◆ PROVIDED TEXT
┌──

How to Import Wikipedia Data into a Database

Kazuma Kusu
6 min readJul 29, 2024

--

Most well-known relational database management systems (RDBMS) now support the JSON type. With the rise of NoSQL databases, which cater to diverse data models, RDBMSs have evolved to meet various needs. This evolution allows a single cell in a table to store an object like a JSON rather than just a single value.

This article introduces how to store JSON files in the Oracle Database, a typical relational database system.

If you want to practice quickly, please refer to this article.

Preliminaries

This article show how to store Wikipedia articles in a database using JSON format.

Requirements

This article uses the following tools:

  • Docker (ver. 26.1.4 in my environment)
  • Git
  • Oracle Database 21c or 23ai

For this article, I prepared an instance of Oracle Database 23ai on Oracle Cloud Infrastructure. Note that it is impossible to store all the articles of the Wikipedia dump data into the database if yours a free licence due to resource limitations.

Therefore, the following measures are necessary:

  • Paid license of Oracle Database 23ai or 21c.
  • Limit the number of articles loaded from the Wikipedia dump data (see Section “2. Setup the connection information of your database”).

Program & Dataset

I have prepared benchmark-for-json, a program that converts Wikipedia dump data into JSON data and stores it into a database. To put it into practice for this article, benchmark-for-json and Wikipedia dump data are required. I will explain how to prepare Wikipedia dump data and benchmark-for-json.

Wikipedia Dump (enwiki)

Wikipedia dump data is available in each language with a link to the dump data page. For example, the English Wikipedia dump data can be downloaded in this page. This article uses the dump data as of May 1, 2024, but you may download the newer version if it is available.

Download links are provided for the Wikipedia dump data for each language. English Wikipedia dump data (enwiki) can be obtained from the following link.

This article uses the dump data as of May 1, 2024, but you may download newer versions if they are available.

benchmark-for-json

I prepared a program to convert Wikipedia dump data to JSON format and store the JSON data into Oracle Database.

You can clone it with the following command.

git clone — branch task-single-insert — single-branch git@github.com:meer-consulting/benchmark-for-json.git

Place the downloaded Wikipedia dump data under the dirctory benchmark-for-json/data/. I will explain how to run it in detail in a later section.

How to execute benchamrk-for-json

This section describes how to run the services defined in benchmark-for-json with docker commands to convert Wikipedia dump data to files formatted JSON. After that, this section explains how to import the JSON data into Oracle database.

1. Convert Wikipedia dump data to JSON files

Repository benchmark-for-json provides the function to convert Wikipedia dump data to JSON files with the generate-json service. As described later in other secition, the service “generate-json” uses WikiExtractor to convert dump data to JSON data.

Note that the dump data to be converted should be stored in the directory “benchmark-for-json/data/”, where the docker-compose.yml file is located.

cp enwiki-20240501-pages-articles-multistream.xml.bz2 data/

Next, set up the environment variables for the service by creating a file “.env” in the directory “docker/development” with the following contents.

└──

◆ JOB
Revise the passage of the article on importing Wikipedia data into a database that opens with the words containing "I have prepared" and closes with "Wikipedia Dump (enwiki)", changing "benchmark-for-json" to "wiki-json-loader".

◆ DATA SECTION
┌──

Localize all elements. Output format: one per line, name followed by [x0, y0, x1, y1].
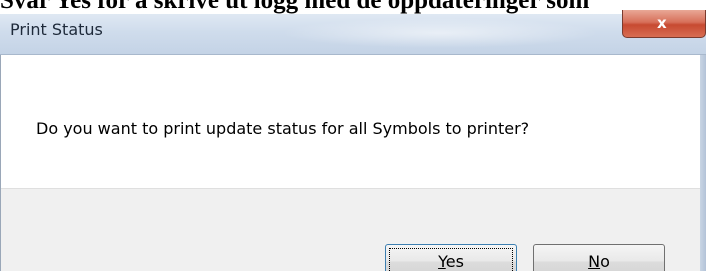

└──

◆ EXERCISE RESULT
I have prepared wiki-json-loader, a program that converts Wikipedia dump data into JSON data and stores it into a database. To put it into practice for this article, wiki-json-loader and Wikipedia dump data are required. I will explain how to prepare Wikipedia dump data and wiki-json-loader.

Wikipedia Dump (enwiki)